__Complete the following__:
1. Condense the paragraph of the clinic visit account that begins "So it led us into the infamous weight conversation" into a short bulleted list that keeps its main facts.
2. Reproduce verbatim the stretch of the clinic visit account from "She talked with" through "the ovarian cysts.".
3. Answer these questions from the clinic visit account:
(a) When did the endocrinologist start the writer on the medication?
(b) What glucose value appeared on the blood panel from May?
(c) What does the account say PCOS causes?

__Passage provided__:
┌──
The nurse practitioner saw me. I like her I've seen her before. She walked in and said let's double check your meds. Wanted to make sure her computer was updated. She listed the med the endocrinologist put me on in early Oct. I said "yeah, just picked up a new prescription at the window when I checked in (offices connect). I don't think it works but oh well. Whatever."

So it led us into the infamous weight conversation. She said she wanted me off that med. she agrees with the cardiologist who couldn't "recommend it". She worried about it affecting my heart. So off of it I go.

Then she says. I just happened to notice something interesting on your blood panel from May... She turned the computer around to show me. My glucose was 126. It was the 3rd out of 4 panels if had since establishing care with them. Two were normal two were high. We aren't sure if it was fasting. We don't think it was. Had it been fasting it would have indicated type 2 diabetes. Thank goodness it wasn't so it just indicates higher than normal levels. So she says this with no knowledge of the OBGYN appointment. "Have any of your doctors ever discussed the possibility of PCOS with you?" I almost fell out in the floor. I said yes and described my recent discussion with the OBGYN.

In case you don't know PCOS causes insulin resistance which causes weight gain especially in the mid section.
She talked with me about the same
Med that he did. It is actually a diabetes med that helps with insulin I guess. I haven't read a whole lot yet. She said that if they use that medication and it works I will begin to lose weight because my body will use insulin properly and it will decrease the ovarian cysts.
└──
[Dataset entries]
┌──
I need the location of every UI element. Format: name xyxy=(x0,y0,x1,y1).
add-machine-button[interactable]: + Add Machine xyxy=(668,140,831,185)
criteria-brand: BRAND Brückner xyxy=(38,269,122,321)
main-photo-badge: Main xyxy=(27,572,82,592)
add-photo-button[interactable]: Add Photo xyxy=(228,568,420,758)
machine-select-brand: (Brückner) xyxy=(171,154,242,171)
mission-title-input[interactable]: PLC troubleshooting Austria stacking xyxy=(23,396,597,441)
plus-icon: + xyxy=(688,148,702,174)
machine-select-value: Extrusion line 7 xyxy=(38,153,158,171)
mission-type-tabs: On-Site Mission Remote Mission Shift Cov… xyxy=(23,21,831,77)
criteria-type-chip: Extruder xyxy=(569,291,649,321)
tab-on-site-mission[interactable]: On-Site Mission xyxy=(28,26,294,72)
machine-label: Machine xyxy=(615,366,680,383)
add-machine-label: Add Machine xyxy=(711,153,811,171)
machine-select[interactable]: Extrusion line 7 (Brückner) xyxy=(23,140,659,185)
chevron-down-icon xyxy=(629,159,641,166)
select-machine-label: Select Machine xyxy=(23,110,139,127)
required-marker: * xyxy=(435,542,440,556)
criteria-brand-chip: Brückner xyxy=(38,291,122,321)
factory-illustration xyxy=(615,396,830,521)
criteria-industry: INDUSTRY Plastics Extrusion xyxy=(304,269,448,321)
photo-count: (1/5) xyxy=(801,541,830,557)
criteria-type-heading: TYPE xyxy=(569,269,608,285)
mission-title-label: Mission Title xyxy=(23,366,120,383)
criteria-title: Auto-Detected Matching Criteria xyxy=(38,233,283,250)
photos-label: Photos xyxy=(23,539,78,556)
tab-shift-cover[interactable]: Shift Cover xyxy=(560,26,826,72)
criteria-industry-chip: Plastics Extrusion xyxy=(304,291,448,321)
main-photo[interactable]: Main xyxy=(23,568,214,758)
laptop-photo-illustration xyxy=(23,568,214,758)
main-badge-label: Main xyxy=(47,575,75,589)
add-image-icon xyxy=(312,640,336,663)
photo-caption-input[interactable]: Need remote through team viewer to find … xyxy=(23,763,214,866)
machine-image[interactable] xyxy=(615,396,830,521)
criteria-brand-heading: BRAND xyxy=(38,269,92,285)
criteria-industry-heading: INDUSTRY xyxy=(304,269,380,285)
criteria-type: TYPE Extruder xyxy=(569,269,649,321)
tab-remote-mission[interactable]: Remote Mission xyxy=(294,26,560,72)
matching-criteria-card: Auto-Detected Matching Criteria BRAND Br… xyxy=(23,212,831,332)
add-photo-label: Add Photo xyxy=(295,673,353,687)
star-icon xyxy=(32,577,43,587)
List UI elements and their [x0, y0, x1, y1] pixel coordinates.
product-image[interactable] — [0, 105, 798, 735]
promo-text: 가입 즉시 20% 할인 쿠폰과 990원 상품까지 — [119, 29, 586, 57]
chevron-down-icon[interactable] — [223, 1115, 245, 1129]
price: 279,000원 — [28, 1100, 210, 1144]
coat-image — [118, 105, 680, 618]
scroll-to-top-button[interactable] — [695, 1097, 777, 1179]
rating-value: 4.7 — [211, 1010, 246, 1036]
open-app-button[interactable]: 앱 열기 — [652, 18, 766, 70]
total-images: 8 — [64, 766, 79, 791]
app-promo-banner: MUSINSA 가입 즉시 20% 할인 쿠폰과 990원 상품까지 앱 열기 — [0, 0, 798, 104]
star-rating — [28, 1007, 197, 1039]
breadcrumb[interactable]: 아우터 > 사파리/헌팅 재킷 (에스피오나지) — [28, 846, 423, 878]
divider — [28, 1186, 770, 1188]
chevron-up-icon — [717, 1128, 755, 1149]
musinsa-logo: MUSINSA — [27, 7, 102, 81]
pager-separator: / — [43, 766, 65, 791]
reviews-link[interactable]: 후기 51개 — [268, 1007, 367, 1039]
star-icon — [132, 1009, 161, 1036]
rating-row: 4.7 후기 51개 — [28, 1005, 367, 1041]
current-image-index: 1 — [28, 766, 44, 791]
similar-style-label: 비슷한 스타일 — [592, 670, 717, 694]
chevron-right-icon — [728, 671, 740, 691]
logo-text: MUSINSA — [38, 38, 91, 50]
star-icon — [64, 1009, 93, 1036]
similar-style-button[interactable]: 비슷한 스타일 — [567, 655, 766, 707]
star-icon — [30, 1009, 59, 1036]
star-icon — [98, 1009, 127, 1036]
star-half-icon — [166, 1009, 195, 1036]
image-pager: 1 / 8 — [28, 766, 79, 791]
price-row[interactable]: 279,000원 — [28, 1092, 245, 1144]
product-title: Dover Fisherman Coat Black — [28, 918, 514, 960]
└──
__Task results__:
1.
- The discussion turned to weight.
- The nurse practitioner wanted the writer off the medication.
- She agreed with the cardiologist, who couldn't "recommend it."
- She was worried about its effect on the heart.
- The writer is stopping the medication.

2.
She talked with me about the same
Med that he did. It is actually a diabetes med that helps with insulin I guess. I haven't read a whole lot yet. She said that if they use that medication and it works I will begin to lose weight because my body will use insulin properly and it will decrease the ovarian cysts.

3.
(a) In early October.
(b) 126.
(c) Insulin resistance, which causes weight gain, especially in the mid section.